*** Block opens ***
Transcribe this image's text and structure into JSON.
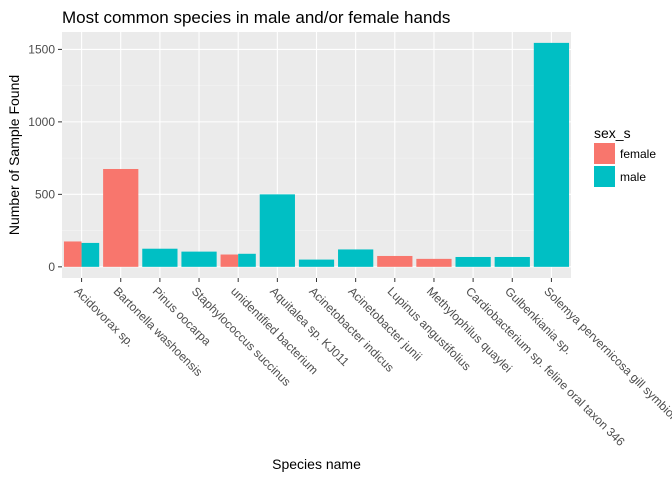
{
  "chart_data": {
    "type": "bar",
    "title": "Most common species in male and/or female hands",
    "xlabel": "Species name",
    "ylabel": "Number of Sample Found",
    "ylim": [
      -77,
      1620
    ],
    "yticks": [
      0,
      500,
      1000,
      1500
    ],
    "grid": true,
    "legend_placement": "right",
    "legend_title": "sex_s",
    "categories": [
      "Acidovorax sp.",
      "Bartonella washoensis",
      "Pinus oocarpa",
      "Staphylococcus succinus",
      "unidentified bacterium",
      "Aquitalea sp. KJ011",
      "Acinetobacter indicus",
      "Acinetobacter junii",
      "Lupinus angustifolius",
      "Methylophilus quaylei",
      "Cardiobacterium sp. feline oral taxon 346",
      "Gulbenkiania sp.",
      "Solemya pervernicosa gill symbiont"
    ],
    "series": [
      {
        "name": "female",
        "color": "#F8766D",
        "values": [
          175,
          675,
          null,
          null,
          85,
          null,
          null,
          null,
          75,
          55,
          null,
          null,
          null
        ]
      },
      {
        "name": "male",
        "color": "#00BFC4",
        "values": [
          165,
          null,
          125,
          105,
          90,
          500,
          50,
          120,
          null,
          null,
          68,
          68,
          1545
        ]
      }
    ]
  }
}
*** Block closes ***
**WHAT THE EXERCISE ASKS**: Whenever a line of the records holds the string "name", pick it out and copy it.

**SOLUTION BELOW**:
    "xlabel": "Species name",
        "name": "female",
        "name": "male",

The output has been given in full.